> **EXERCISE BRIEF**
Scan the records below for lines with the word "legend", then state how many you find and nothing else.

===== EXERCISE MATERIAL =====

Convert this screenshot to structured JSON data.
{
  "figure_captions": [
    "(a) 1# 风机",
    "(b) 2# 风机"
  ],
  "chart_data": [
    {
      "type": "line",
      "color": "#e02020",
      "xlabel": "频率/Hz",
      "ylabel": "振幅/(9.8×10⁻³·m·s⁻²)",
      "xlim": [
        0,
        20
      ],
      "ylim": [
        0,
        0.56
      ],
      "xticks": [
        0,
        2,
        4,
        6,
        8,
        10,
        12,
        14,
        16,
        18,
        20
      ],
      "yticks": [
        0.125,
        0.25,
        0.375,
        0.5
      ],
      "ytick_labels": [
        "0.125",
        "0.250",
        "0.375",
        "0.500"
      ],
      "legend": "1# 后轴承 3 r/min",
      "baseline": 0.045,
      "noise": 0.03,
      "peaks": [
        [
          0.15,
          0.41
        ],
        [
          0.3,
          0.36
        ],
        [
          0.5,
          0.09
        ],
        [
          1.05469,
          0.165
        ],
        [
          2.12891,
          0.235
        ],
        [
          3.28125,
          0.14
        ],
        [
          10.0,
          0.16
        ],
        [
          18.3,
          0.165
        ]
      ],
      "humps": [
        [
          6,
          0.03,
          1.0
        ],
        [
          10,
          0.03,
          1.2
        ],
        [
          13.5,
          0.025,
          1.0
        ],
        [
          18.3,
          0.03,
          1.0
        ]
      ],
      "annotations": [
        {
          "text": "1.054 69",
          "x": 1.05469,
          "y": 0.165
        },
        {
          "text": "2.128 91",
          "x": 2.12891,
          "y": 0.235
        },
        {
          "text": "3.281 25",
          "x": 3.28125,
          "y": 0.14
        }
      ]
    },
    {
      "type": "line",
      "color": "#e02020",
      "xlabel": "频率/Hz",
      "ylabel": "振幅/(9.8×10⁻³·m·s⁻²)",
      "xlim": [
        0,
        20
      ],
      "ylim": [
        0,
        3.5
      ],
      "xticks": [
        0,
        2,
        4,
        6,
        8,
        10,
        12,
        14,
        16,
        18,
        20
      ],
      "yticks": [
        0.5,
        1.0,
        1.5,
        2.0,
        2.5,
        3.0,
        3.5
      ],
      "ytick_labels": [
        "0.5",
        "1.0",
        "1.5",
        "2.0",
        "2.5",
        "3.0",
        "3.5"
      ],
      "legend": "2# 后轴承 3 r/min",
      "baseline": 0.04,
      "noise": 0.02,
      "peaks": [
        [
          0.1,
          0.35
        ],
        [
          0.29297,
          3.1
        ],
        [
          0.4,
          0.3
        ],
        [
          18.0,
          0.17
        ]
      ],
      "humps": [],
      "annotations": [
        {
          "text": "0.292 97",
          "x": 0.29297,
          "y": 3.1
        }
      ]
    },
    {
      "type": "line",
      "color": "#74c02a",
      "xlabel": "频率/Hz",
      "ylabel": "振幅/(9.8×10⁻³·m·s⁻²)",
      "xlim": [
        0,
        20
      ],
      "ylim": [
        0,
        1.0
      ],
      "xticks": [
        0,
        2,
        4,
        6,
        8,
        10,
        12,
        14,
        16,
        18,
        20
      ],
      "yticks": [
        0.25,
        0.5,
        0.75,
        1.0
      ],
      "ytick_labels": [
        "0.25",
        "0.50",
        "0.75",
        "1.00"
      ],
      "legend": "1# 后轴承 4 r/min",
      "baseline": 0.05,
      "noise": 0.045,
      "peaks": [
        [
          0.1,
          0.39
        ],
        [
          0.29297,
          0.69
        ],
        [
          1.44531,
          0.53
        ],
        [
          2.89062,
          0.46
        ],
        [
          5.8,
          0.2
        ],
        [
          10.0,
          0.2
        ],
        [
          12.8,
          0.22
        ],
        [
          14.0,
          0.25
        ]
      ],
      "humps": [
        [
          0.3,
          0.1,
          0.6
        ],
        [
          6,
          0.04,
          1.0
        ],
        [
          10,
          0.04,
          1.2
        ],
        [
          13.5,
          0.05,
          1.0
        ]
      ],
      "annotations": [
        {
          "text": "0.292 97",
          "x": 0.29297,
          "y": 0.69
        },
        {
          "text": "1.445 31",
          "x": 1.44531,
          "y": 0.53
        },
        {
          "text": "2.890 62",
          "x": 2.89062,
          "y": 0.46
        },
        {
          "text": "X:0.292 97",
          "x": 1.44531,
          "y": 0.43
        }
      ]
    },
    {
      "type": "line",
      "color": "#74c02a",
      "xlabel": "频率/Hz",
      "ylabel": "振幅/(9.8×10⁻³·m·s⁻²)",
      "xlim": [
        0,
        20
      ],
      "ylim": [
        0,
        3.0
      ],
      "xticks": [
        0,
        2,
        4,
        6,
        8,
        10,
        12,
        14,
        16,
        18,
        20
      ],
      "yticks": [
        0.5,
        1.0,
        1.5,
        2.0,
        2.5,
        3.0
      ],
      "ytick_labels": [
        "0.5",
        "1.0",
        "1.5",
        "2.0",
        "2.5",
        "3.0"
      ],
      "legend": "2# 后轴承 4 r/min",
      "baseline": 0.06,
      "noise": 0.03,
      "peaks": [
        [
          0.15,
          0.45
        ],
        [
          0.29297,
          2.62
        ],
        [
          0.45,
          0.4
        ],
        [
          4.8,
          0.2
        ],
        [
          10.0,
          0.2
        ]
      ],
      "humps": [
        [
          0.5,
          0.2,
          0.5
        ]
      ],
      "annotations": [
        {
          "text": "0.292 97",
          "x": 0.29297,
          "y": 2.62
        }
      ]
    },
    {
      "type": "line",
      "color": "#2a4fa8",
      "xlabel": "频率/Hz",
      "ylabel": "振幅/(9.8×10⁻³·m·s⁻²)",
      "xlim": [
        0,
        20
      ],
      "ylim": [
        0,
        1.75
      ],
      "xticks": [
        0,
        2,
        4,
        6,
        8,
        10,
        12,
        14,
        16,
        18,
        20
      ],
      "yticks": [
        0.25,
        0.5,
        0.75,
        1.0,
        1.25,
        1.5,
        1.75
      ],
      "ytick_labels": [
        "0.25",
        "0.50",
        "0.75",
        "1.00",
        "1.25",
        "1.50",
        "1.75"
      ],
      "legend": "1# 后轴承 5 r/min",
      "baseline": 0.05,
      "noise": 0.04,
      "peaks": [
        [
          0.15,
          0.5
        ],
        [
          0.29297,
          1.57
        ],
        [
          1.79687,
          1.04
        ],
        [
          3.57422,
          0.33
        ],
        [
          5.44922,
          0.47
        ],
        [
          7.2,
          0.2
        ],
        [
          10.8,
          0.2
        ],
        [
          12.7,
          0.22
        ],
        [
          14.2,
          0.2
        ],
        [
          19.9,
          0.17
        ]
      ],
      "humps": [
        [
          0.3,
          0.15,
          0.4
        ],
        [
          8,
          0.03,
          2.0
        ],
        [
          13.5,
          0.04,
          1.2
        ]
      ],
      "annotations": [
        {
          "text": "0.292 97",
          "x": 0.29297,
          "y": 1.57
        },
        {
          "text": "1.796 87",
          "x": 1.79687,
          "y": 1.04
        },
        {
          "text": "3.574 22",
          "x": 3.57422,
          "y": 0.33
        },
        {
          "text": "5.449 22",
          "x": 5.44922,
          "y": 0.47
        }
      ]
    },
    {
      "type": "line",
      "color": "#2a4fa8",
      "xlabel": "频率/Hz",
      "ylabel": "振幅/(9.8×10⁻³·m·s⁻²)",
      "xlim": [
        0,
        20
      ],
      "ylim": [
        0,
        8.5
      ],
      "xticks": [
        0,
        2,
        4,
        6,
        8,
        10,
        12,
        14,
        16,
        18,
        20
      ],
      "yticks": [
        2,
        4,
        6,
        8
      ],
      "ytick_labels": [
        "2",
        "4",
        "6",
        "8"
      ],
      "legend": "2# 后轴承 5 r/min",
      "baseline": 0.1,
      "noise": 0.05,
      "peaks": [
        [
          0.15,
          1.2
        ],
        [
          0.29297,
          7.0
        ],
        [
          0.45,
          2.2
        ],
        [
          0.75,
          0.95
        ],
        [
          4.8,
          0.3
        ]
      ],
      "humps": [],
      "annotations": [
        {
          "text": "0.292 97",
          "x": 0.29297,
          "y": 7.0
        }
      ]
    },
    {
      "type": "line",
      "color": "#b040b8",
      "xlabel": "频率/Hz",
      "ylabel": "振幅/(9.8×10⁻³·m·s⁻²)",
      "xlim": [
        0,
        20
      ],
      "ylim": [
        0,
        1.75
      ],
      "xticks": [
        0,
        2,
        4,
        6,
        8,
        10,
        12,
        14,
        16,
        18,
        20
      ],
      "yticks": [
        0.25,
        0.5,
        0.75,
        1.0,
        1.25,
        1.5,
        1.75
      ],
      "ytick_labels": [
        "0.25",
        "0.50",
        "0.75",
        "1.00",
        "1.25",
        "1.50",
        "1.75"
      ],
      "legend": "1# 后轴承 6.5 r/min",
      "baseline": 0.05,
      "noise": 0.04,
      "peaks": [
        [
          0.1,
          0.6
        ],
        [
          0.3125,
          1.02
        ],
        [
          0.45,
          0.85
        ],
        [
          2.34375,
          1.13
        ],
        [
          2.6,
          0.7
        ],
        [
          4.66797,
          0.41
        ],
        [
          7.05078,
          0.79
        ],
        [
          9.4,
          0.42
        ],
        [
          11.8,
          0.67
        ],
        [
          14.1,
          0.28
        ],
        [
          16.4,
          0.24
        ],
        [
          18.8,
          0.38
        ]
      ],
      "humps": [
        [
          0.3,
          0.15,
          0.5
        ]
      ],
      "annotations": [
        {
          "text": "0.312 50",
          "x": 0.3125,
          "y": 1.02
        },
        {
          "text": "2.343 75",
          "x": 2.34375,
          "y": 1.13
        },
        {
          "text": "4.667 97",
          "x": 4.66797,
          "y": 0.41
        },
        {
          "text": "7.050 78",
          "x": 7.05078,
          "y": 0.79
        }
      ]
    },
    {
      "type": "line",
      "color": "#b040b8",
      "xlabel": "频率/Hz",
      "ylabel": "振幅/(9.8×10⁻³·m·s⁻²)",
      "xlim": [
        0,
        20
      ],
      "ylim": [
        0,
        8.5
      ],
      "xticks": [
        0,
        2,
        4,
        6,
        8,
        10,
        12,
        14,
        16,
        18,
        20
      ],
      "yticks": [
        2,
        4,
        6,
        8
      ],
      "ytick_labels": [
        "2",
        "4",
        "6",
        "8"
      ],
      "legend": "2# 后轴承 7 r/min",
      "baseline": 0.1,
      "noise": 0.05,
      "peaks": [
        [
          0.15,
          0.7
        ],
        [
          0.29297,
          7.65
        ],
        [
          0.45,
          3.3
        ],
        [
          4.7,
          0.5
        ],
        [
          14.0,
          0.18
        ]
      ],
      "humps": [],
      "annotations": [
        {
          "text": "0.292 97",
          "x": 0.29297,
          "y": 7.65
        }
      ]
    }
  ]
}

=====

> **COMPLETED TASK**
8